WORK REQUIRED:
Pick every line from the data that holds the word "ονομάζεται".
::::::::::
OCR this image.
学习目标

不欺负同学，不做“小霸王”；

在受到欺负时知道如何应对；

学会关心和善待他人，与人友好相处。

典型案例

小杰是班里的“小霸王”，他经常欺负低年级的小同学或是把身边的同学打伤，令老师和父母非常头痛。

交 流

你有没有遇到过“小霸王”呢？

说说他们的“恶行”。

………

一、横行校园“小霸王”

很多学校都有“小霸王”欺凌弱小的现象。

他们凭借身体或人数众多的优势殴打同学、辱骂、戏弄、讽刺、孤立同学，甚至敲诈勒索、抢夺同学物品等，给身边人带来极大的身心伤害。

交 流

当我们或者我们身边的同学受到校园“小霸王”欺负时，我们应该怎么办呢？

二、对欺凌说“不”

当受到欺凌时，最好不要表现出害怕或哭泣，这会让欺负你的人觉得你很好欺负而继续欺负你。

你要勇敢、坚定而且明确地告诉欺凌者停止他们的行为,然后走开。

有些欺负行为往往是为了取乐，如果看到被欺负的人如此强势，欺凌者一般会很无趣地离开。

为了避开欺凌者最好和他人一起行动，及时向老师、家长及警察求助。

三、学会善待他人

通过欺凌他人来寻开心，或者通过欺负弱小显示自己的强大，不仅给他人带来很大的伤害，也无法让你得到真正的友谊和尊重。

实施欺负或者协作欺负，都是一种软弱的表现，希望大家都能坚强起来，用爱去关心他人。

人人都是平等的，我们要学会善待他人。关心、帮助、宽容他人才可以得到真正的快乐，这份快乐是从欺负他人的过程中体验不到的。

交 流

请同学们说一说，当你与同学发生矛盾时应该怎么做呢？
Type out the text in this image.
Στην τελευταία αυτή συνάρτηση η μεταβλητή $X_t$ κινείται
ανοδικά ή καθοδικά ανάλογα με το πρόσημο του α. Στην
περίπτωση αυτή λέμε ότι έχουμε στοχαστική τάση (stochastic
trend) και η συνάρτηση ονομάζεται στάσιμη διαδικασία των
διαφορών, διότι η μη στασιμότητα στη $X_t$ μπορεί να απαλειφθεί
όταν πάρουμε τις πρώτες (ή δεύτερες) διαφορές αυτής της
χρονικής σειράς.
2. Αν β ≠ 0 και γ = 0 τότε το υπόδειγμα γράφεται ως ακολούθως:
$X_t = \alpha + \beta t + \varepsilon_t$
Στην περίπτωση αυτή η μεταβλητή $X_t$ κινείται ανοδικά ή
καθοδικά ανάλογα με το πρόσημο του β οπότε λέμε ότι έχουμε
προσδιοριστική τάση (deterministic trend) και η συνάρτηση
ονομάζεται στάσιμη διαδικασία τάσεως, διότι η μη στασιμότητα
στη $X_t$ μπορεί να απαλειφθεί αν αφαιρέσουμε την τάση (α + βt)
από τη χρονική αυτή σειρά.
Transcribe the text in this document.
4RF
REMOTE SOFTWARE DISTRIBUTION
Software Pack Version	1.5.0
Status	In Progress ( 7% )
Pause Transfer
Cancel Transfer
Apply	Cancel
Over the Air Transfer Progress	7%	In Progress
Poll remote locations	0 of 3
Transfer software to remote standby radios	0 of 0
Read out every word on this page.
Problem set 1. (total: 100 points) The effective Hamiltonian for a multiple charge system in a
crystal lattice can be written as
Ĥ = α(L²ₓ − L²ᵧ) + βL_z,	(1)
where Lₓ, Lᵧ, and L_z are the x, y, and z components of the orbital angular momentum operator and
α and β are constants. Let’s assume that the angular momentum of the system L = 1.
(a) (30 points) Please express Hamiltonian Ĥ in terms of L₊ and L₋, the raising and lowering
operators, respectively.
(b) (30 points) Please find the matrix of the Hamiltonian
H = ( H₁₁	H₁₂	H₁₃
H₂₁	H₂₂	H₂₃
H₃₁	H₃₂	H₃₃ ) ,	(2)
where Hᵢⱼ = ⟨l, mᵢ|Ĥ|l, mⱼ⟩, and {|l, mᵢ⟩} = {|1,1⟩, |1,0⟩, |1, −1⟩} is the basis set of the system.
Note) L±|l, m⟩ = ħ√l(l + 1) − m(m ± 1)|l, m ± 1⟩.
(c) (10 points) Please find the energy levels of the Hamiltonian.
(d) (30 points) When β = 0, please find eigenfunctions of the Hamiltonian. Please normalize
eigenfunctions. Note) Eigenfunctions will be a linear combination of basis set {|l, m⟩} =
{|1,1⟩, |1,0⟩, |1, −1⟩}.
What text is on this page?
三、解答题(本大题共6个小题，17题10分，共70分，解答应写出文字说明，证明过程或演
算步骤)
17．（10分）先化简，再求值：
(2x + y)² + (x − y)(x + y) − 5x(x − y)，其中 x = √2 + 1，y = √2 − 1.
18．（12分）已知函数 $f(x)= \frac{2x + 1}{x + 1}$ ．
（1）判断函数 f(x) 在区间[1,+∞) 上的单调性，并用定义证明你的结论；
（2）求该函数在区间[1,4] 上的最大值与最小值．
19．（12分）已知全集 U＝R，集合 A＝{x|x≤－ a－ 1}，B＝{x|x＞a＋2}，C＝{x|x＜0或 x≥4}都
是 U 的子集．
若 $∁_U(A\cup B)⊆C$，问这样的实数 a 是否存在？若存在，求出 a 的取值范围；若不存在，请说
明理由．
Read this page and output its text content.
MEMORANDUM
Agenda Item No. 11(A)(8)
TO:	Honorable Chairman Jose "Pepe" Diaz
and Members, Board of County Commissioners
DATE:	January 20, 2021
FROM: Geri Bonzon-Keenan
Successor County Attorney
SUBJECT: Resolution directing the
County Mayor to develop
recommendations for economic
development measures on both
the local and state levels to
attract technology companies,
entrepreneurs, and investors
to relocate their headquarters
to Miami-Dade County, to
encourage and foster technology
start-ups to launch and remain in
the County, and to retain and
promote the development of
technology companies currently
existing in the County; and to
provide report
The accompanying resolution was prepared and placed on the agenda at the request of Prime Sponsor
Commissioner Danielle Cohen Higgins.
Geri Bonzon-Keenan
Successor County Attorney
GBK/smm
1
::::::::::
FINISHED TASK:
trend) και η συνάρτηση ονομάζεται στάσιμη διαδικασία των
ονομάζεται στάσιμη διαδικασία τάσεως, διότι η μη στασιμότητα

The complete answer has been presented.